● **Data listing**
#####

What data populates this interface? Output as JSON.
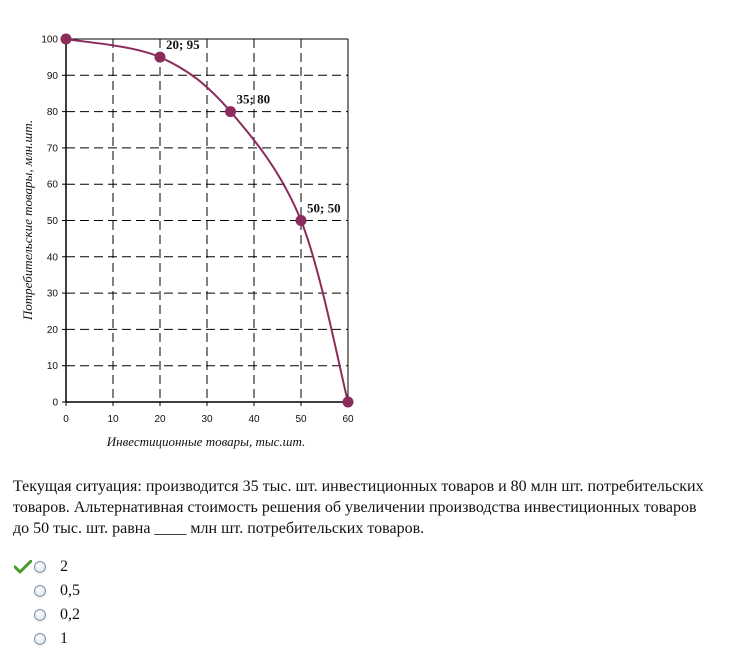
{
  "chart_data": {
    "type": "line",
    "xlabel": "Инвестиционные товары, тыс.шт.",
    "ylabel": "Потребительские товары, млн.шт.",
    "x_ticks": [
      0,
      10,
      20,
      30,
      40,
      50,
      60
    ],
    "y_ticks": [
      0,
      10,
      20,
      30,
      40,
      50,
      60,
      70,
      80,
      90,
      100
    ],
    "xlim": [
      0,
      60
    ],
    "ylim": [
      0,
      100
    ],
    "grid": true,
    "curve": {
      "x": [
        0,
        20,
        35,
        50,
        60
      ],
      "y": [
        100,
        95,
        80,
        50,
        0
      ]
    },
    "points": [
      {
        "x": 0,
        "y": 100,
        "label": ""
      },
      {
        "x": 20,
        "y": 95,
        "label": "20; 95"
      },
      {
        "x": 35,
        "y": 80,
        "label": "35; 80"
      },
      {
        "x": 50,
        "y": 50,
        "label": "50; 50"
      },
      {
        "x": 60,
        "y": 0,
        "label": ""
      }
    ],
    "colors": {
      "curve": "#8b2c5c",
      "grid": "#000000"
    }
  },
  "question": {
    "text": "Текущая ситуация: производится 35 тыс. шт. инвестиционных товаров и 80 млн шт. потребительских товаров. Альтернативная стоимость решения об увеличении производства инвестиционных товаров до 50 тыс. шт. равна ____ млн шт. потребительских товаров."
  },
  "options": [
    {
      "label": "2",
      "checked": true
    },
    {
      "label": "0,5",
      "checked": false
    },
    {
      "label": "0,2",
      "checked": false
    },
    {
      "label": "1",
      "checked": false
    }
  ],
  "colors": {
    "check_mark": "#4a9a2a"
  }
}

#####

● **WHAT IS ASKED**
Make an exact reproduction of the listing above, without any pictures.

● **RESPONSE BELOW**
What data populates this interface? Output as JSON.
{
  "chart_data": {
    "type": "line",
    "xlabel": "Инвестиционные товары, тыс.шт.",
    "ylabel": "Потребительские товары, млн.шт.",
    "x_ticks": [
      0,
      10,
      20,
      30,
      40,
      50,
      60
    ],
    "y_ticks": [
      0,
      10,
      20,
      30,
      40,
      50,
      60,
      70,
      80,
      90,
      100
    ],
    "xlim": [
      0,
      60
    ],
    "ylim": [
      0,
      100
    ],
    "grid": true,
    "curve": {
      "x": [
        0,
        20,
        35,
        50,
        60
      ],
      "y": [
        100,
        95,
        80,
        50,
        0
      ]
    },
    "points": [
      {
        "x": 0,
        "y": 100,
        "label": ""
      },
      {
        "x": 20,
        "y": 95,
        "label": "20; 95"
      },
      {
        "x": 35,
        "y": 80,
        "label": "35; 80"
      },
      {
        "x": 50,
        "y": 50,
        "label": "50; 50"
      },
      {
        "x": 60,
        "y": 0,
        "label": ""
      }
    ],
    "colors": {
      "curve": "#8b2c5c",
      "grid": "#000000"
    }
  },
  "question": {
    "text": "Текущая ситуация: производится 35 тыс. шт. инвестиционных товаров и 80 млн шт. потребительских товаров. Альтернативная стоимость решения об увеличении производства инвестиционных товаров до 50 тыс. шт. равна ____ млн шт. потребительских товаров."
  },
  "options": [
    {
      "label": "2",
      "checked": true
    },
    {
      "label": "0,5",
      "checked": false
    },
    {
      "label": "0,2",
      "checked": false
    },
    {
      "label": "1",
      "checked": false
    }
  ],
  "colors": {
    "check_mark": "#4a9a2a"
  }
}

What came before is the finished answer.